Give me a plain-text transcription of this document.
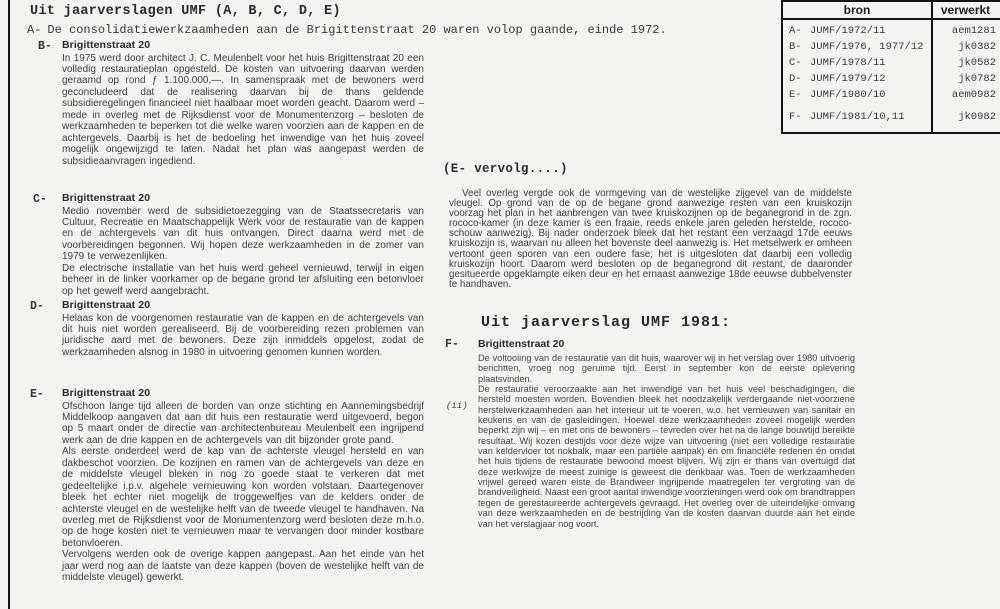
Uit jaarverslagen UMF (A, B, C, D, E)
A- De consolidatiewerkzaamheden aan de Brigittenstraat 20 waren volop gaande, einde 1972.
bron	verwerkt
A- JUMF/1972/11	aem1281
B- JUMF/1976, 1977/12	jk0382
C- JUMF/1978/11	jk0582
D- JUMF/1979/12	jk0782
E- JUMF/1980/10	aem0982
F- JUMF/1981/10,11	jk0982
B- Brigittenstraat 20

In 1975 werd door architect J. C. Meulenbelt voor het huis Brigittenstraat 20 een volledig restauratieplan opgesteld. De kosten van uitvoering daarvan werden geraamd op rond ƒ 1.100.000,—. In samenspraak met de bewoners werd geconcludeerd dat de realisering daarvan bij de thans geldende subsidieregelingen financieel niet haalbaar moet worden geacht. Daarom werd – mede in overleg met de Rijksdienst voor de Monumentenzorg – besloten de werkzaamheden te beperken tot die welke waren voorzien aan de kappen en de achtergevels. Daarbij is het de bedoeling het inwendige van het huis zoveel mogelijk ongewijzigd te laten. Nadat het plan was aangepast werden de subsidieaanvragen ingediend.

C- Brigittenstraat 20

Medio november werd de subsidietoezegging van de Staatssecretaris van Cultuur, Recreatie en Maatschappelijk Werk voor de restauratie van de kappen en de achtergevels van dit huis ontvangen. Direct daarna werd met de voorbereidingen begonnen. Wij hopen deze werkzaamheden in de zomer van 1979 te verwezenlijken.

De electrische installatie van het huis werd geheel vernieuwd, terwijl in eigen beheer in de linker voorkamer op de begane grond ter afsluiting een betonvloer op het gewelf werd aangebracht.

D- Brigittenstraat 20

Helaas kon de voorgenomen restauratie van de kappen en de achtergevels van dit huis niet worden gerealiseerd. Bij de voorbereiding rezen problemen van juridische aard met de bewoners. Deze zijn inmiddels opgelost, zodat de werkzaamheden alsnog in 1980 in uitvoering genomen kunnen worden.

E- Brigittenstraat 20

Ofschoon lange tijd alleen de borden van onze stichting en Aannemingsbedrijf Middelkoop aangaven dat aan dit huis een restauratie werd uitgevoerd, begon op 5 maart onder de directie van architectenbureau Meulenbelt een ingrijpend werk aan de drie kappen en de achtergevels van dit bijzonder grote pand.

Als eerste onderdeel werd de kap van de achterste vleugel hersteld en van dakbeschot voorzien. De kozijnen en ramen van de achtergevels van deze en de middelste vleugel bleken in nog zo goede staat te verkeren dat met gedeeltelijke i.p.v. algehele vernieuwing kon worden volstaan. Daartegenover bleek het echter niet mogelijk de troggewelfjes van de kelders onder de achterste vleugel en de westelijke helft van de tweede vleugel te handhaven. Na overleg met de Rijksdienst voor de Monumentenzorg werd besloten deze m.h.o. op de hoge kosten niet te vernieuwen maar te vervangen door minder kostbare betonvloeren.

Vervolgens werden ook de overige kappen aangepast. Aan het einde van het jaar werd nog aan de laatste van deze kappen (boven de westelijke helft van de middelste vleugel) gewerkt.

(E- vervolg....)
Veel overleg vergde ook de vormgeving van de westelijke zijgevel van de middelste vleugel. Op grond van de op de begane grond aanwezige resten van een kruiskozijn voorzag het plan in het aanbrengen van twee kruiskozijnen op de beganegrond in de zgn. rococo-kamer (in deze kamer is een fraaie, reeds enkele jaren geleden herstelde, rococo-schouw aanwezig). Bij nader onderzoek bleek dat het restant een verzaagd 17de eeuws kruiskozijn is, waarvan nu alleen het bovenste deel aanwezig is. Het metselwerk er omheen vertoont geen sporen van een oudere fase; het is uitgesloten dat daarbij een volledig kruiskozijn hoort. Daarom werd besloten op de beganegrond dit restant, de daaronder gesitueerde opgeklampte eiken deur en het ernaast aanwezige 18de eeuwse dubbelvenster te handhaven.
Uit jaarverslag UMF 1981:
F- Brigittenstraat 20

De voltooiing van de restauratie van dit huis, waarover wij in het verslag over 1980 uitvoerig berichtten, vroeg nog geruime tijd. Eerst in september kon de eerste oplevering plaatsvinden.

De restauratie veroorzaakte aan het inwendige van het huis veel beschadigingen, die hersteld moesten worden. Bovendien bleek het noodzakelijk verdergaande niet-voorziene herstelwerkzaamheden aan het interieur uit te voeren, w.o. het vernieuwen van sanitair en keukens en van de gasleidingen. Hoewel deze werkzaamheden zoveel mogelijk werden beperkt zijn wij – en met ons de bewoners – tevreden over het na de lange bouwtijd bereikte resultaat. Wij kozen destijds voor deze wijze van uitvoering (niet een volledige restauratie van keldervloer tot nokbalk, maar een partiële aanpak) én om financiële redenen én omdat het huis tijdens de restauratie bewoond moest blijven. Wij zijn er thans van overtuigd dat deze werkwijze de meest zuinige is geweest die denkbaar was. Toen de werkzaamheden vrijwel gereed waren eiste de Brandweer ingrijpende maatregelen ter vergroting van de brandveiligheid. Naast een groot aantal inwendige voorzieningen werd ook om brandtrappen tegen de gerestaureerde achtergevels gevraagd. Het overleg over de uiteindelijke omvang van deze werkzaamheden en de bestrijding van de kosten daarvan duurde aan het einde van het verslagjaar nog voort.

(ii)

━━━━

Look for the string "grond" in the listing above and copy every line holding it.

De electrische installatie van het huis werd geheel vernieuwd, terwijl in eigen beheer in de linker voorkamer op de begane grond ter afsluiting een betonvloer op het gewelf werd aangebracht.
Veel overleg vergde ook de vormgeving van de westelijke zijgevel van de middelste vleugel. Op grond van de op de begane grond aanwezige resten van een kruiskozijn voorzag het plan in het aanbrengen van twee kruiskozijnen op de beganegrond in de zgn. rococo-kamer (in deze kamer is een fraaie, reeds enkele jaren geleden herstelde, rococo-schouw aanwezig). Bij nader onderzoek bleek dat het restant een verzaagd 17de eeuws kruiskozijn is, waarvan nu alleen het bovenste deel aanwezig is. Het metselwerk er omheen vertoont geen sporen van een oudere fase; het is uitgesloten dat daarbij een volledig kruiskozijn hoort. Daarom werd besloten op de beganegrond dit restant, de daaronder gesitueerde opgeklampte eiken deur en het ernaast aanwezige 18de eeuwse dubbelvenster te handhaven.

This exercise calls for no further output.